## Text passage
Content starts

NextImg:The Rise of POTS in the COVID-19 and Vaccine Era

The COVID-19 pandemic casts a concerning shadow in the form of Postural Orthostatic Tachycardia Syndrome, or POTS. This perplexing health issue, marked by a significant surge in heart rate when standing, is gaining increasing attention in the medical community due to a rise in cases.

Phoebe Eaton and Aubrey George, two active mid-twenty women, found their lives abruptly disrupted by the puzzling symptoms of Postural Orthostatic Tachycardia Syndrome (POTS).

Ms. Eaton, a 25-year-old teacher-in-training, noted the onset of symptoms after her initial COVID-19 vaccine. She reported recurring urinary tract infections, persistent fatigue, migraines, weight loss, and erratic blood sugar levels. Her health deteriorated after her final vaccine dose.

“I started passing out, which developed into seizures, forcing me to abandon my teacher training,” Ms. Eaton recalls.

For Ms. George, her symptoms surfaced after enduring three concussions within six months. Chronic headaches, dizziness, and fatigue became her unwelcome constants.

Previously dubbed the “Energizer Bunny,” Ms. George now grapples with many symptoms spanning the cardiovascular and digestive systems. “Every single activity requires extra thought and preparation, which can be exhausting,” Aubrey explains.

POTS poses a unique challenge as it is frequently overlooked. “Lots of people say to me, ‘but you look so well,’ which is nice to hear, but when you feel rubbish, it makes you feel like you’re lying or making it up,” says Ms Eaton.

Postural Orthostatic Tachycardia Syndrome (POTS) falls within the wider category of disorders called dysautonomia. It signifies a malfunction in the autonomic nervous system, which quietly controls crucial functions such as breathing, digestion, and heart rate. When this system falters, as in POTS, it can undermine health and daily quality of life.

POTS primarily manifests as a substantial increase in heart rate when moving from a sitting or lying position to standing. It’s typically diagnosed when a person’s heart rate rises by more than 30 beats per minute within just ten minutes of standing. For instance, if someone’s heart rate jumps from 70 while seated to 100 or more upon standing, it’s a strong indication of POTS.

Content ends

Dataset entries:
Content starts

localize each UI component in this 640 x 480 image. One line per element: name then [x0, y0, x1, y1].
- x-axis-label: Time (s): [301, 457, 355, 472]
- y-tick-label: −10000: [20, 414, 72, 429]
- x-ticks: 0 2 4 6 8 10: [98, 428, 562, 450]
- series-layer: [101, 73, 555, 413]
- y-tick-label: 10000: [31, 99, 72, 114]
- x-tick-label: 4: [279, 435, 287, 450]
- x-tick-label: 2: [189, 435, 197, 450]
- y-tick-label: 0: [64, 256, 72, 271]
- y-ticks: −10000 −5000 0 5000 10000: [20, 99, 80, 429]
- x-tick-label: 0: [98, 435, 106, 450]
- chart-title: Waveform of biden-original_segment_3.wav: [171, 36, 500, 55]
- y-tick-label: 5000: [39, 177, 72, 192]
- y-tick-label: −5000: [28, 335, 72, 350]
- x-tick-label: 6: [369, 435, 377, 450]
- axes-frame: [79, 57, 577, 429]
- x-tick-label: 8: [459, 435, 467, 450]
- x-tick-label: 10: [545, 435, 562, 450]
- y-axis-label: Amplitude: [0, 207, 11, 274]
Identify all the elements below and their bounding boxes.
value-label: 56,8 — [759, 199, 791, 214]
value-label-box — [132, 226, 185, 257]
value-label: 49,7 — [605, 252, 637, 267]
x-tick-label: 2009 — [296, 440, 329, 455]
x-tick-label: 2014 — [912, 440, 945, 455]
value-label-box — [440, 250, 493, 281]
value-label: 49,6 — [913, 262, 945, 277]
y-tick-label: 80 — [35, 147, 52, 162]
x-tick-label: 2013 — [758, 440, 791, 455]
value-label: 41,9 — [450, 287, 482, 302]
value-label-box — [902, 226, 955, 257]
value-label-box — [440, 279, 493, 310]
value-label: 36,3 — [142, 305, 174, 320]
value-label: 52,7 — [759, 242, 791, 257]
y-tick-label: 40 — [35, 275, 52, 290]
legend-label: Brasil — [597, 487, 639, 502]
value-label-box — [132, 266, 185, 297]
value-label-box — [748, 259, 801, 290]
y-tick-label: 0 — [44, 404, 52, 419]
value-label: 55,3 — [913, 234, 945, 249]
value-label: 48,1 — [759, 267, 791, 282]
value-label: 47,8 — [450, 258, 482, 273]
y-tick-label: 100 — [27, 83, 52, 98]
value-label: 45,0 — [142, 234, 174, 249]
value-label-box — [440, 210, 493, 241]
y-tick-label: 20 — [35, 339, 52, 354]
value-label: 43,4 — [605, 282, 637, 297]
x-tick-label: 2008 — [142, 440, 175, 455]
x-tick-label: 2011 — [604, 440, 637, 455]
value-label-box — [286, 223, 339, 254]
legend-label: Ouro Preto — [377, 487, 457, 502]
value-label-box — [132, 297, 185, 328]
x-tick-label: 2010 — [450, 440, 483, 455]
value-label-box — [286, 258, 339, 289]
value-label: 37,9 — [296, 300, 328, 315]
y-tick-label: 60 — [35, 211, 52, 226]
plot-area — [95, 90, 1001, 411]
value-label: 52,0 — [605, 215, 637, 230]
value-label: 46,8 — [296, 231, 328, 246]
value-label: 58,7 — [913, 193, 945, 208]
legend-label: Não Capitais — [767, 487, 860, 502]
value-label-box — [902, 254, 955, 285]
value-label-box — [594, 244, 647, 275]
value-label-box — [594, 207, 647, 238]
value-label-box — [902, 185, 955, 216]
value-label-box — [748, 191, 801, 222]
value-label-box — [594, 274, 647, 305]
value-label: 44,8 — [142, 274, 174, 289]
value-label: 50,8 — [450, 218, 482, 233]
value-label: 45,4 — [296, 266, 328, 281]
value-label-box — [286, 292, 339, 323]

Content ends

## Directions for this task
Please continue the article on POTS in the COVID-19 and vaccine era, starting right after its last sentence. You can leave the records aside; they aren't needed here.

## Solved problem
For children and adolescents, the diagnostic threshold is higher, requiring an increase of 40 beats per minute or more. The ramped-up heart rate does not coincide with a drop in blood pressure.

POTS presents a wide array of symptoms, including fatigue, headaches, lightheadedness, heart palpitations, nausea, and cognitive disturbances like brain fog. The mix and intensity of these symptoms, which must be present for at least three months, can fluctuate significantly among patients.

Historically, POTS has been viewed as a rare disorder. Dysautonomia International, a key non-profit organization dedicated to dysautonomia research and awareness, estimates that POTS affects around 6 million Americans. This number, they report, has doubled since the COVID-19 pandemic began. However, due to the elusive nature of the disease and limited awareness in the healthcare community, the actual prevalence may be significantly higher.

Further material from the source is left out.